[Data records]
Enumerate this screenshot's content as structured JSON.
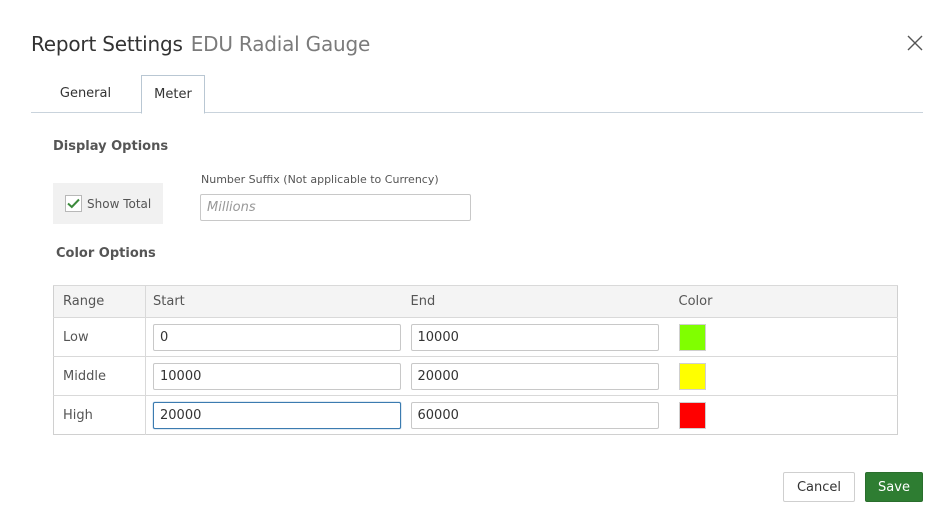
{
  "dialog": {
    "title": "Report Settings",
    "subtitle": "EDU Radial Gauge",
    "close_icon": "close-icon"
  },
  "tabs": [
    {
      "label": "General",
      "active": false
    },
    {
      "label": "Meter",
      "active": true
    }
  ],
  "display_options": {
    "heading": "Display Options",
    "show_total": {
      "label": "Show Total",
      "checked": true
    },
    "number_suffix": {
      "label": "Number Suffix (Not applicable to Currency)",
      "value": "",
      "placeholder": "Millions"
    }
  },
  "color_options": {
    "heading": "Color Options",
    "columns": [
      "Range",
      "Start",
      "End",
      "Color"
    ],
    "rows": [
      {
        "range": "Low",
        "start": "0",
        "end": "10000",
        "color": "#80ff00"
      },
      {
        "range": "Middle",
        "start": "10000",
        "end": "20000",
        "color": "#ffff00"
      },
      {
        "range": "High",
        "start": "20000",
        "end": "60000",
        "color": "#ff0000"
      }
    ]
  },
  "footer": {
    "cancel_label": "Cancel",
    "save_label": "Save"
  },
  "colors": {
    "accent": "#2e7d32",
    "focus": "#3b7bb0",
    "checkmark": "#3c8a3c"
  }
}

## DIRECTION
Locate the word "heading" in the records above, and return each line that has it.

## EXERCISE SOLUTION
    "heading": "Display Options",
    "heading": "Color Options",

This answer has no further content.